** begin Information shown **
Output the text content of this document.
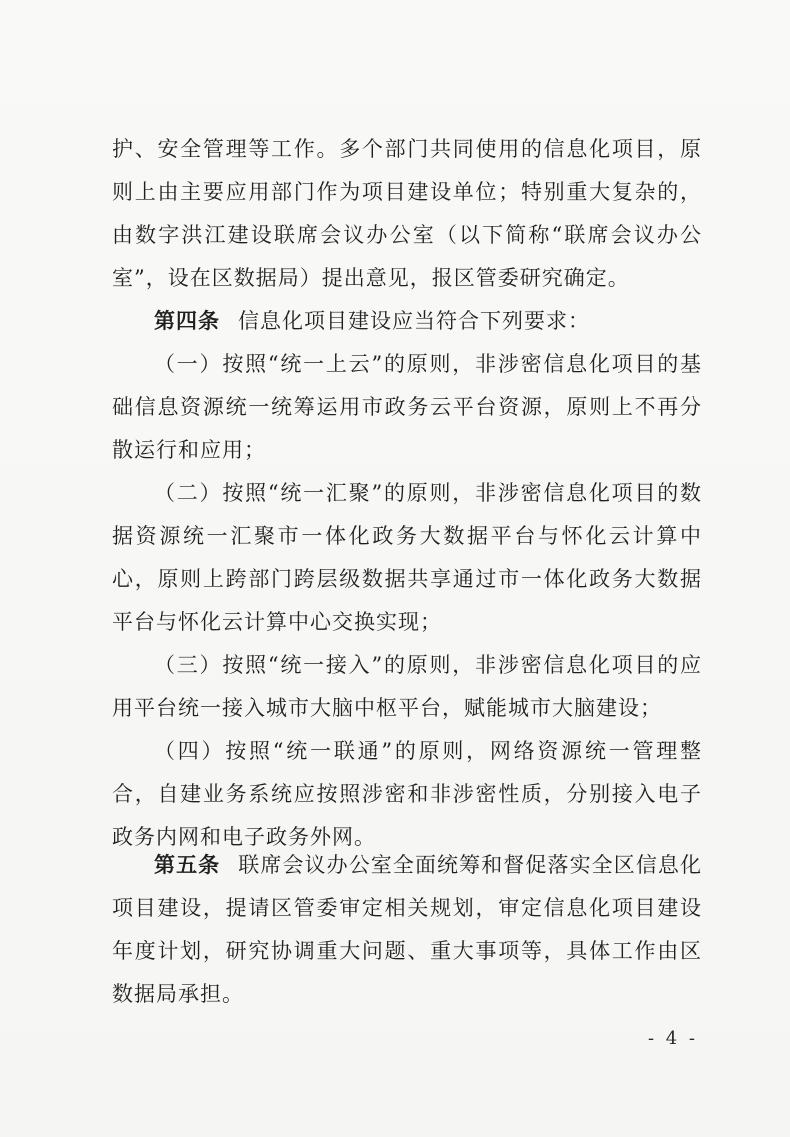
护、安全管理等工作。多个部门共同使用的信息化项目，原则上由主要应用部门作为项目建设单位；特别重大复杂的，由数字洪江建设联席会议办公室（以下简称“联席会议办公室”，设在区数据局）提出意见，报区管委研究确定。

第四条 信息化项目建设应当符合下列要求：

（一）按照“统一上云”的原则，非涉密信息化项目的基础信息资源统一统筹运用市政务云平台资源，原则上不再分散运行和应用；

（二）按照“统一汇聚”的原则，非涉密信息化项目的数据资源统一汇聚市一体化政务大数据平台与怀化云计算中心，原则上跨部门跨层级数据共享通过市一体化政务大数据平台与怀化云计算中心交换实现；

（三）按照“统一接入”的原则，非涉密信息化项目的应用平台统一接入城市大脑中枢平台，赋能城市大脑建设；

（四）按照“统一联通”的原则，网络资源统一管理整合，自建业务系统应按照涉密和非涉密性质，分别接入电子政务内网和电子政务外网。

第五条 联席会议办公室全面统筹和督促落实全区信息化项目建设，提请区管委审定相关规划，审定信息化项目建设年度计划，研究协调重大问题、重大事项等，具体工作由区数据局承担。

- 4 -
** end Information shown **
Given exercise:
Please transcribe the material above exactly as written. Leave the pictures out.

Exercise output:
Output the text content of this document.
护、安全管理等工作。多个部门共同使用的信息化项目，原则上由主要应用部门作为项目建设单位；特别重大复杂的，由数字洪江建设联席会议办公室（以下简称“联席会议办公室”，设在区数据局）提出意见，报区管委研究确定。

第四条 信息化项目建设应当符合下列要求：

（一）按照“统一上云”的原则，非涉密信息化项目的基础信息资源统一统筹运用市政务云平台资源，原则上不再分散运行和应用；

（二）按照“统一汇聚”的原则，非涉密信息化项目的数据资源统一汇聚市一体化政务大数据平台与怀化云计算中心，原则上跨部门跨层级数据共享通过市一体化政务大数据平台与怀化云计算中心交换实现；

（三）按照“统一接入”的原则，非涉密信息化项目的应用平台统一接入城市大脑中枢平台，赋能城市大脑建设；

（四）按照“统一联通”的原则，网络资源统一管理整合，自建业务系统应按照涉密和非涉密性质，分别接入电子政务内网和电子政务外网。

第五条 联席会议办公室全面统筹和督促落实全区信息化项目建设，提请区管委审定相关规划，审定信息化项目建设年度计划，研究协调重大问题、重大事项等，具体工作由区数据局承担。

- 4 -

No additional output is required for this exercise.